• **PROBLEM**:
How many lines of the listing below contain the word "drum"? Give only the number.

• **EXTRACTED ENTRIES**:
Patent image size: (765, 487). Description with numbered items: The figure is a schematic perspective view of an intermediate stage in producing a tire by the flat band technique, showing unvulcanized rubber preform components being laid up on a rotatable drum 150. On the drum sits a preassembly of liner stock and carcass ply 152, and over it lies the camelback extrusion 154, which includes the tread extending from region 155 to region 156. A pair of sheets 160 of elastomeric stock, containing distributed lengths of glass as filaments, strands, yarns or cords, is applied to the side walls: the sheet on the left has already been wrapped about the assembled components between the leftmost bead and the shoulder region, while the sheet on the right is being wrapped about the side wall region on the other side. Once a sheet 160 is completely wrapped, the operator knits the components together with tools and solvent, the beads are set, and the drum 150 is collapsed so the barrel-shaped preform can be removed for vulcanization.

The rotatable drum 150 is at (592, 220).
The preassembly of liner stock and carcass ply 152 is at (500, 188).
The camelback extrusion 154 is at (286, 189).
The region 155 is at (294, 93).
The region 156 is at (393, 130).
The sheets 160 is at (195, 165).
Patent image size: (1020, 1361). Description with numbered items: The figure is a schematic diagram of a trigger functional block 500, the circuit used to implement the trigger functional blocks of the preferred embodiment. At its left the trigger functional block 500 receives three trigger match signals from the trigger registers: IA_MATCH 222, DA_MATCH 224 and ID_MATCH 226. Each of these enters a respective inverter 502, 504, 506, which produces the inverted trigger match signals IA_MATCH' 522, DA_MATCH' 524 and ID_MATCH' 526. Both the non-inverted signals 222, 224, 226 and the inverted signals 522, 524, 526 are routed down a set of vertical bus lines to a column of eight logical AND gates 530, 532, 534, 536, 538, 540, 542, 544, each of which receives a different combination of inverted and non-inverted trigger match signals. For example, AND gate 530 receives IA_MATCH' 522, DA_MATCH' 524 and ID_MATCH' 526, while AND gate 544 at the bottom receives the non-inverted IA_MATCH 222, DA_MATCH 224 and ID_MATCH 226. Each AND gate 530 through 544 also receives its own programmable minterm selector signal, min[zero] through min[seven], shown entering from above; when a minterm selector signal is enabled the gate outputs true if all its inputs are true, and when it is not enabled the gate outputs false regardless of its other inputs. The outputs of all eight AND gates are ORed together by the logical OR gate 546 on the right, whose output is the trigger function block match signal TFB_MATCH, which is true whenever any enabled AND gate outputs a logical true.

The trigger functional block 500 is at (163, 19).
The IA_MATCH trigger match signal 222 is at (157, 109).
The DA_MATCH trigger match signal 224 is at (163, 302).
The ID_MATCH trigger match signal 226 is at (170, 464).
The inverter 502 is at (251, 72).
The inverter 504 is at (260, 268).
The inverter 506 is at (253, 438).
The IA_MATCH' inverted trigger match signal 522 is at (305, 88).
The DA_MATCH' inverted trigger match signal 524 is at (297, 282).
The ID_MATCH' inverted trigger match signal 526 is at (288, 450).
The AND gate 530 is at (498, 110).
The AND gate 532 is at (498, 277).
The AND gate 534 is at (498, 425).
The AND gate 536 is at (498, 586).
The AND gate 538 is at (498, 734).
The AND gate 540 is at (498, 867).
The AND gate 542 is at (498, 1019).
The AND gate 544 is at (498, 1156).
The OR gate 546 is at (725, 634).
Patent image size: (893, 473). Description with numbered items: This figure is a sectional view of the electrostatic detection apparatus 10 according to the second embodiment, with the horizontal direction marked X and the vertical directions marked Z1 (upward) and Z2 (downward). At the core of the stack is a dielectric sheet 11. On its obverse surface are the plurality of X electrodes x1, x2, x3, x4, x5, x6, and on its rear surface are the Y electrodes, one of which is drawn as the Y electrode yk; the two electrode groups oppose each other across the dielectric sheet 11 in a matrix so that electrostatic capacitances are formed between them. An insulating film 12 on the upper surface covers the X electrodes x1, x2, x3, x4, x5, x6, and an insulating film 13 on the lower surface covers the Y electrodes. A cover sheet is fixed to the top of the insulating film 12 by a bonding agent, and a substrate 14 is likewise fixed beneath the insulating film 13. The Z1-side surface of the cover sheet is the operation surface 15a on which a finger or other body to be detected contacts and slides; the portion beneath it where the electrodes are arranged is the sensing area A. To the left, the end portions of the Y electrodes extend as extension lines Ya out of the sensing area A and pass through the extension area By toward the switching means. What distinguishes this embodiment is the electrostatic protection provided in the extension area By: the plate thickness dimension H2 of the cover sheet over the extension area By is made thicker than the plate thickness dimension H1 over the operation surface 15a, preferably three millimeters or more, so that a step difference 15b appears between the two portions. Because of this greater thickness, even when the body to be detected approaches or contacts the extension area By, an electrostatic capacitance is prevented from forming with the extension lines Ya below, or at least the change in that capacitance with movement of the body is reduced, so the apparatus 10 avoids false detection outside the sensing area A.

• **ANSWER TO THIS PROBLEM**:
2